- **TASK DESCRIPTION**
Go through the records underneath and write each one out again exactly.

- **DATA TO USE**
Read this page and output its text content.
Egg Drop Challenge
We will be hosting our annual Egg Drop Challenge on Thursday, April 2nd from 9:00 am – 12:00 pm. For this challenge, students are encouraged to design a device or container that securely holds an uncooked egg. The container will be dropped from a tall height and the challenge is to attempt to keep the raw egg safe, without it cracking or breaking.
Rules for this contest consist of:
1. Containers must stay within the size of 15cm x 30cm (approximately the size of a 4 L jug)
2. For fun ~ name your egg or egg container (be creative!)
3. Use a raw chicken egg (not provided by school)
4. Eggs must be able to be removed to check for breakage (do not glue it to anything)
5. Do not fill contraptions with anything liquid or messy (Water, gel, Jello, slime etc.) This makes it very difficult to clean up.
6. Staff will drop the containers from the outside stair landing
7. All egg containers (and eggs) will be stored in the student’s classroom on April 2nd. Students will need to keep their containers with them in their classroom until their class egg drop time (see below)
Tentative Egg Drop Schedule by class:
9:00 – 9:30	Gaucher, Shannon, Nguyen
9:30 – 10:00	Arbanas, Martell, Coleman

- **RESPONSE TO THIS TASK**
Read this page and output its text content.
Egg Drop Challenge
We will be hosting our annual Egg Drop Challenge on Thursday, April 2nd from 9:00 am – 12:00 pm. For this challenge, students are encouraged to design a device or container that securely holds an uncooked egg. The container will be dropped from a tall height and the challenge is to attempt to keep the raw egg safe, without it cracking or breaking.
Rules for this contest consist of:
1. Containers must stay within the size of 15cm x 30cm (approximately the size of a 4 L jug)
2. For fun ~ name your egg or egg container (be creative!)
3. Use a raw chicken egg (not provided by school)
4. Eggs must be able to be removed to check for breakage (do not glue it to anything)
5. Do not fill contraptions with anything liquid or messy (Water, gel, Jello, slime etc.) This makes it very difficult to clean up.
6. Staff will drop the containers from the outside stair landing
7. All egg containers (and eggs) will be stored in the student’s classroom on April 2nd. Students will need to keep their containers with them in their classroom until their class egg drop time (see below)
Tentative Egg Drop Schedule by class:
9:00 – 9:30	Gaucher, Shannon, Nguyen
9:30 – 10:00	Arbanas, Martell, Coleman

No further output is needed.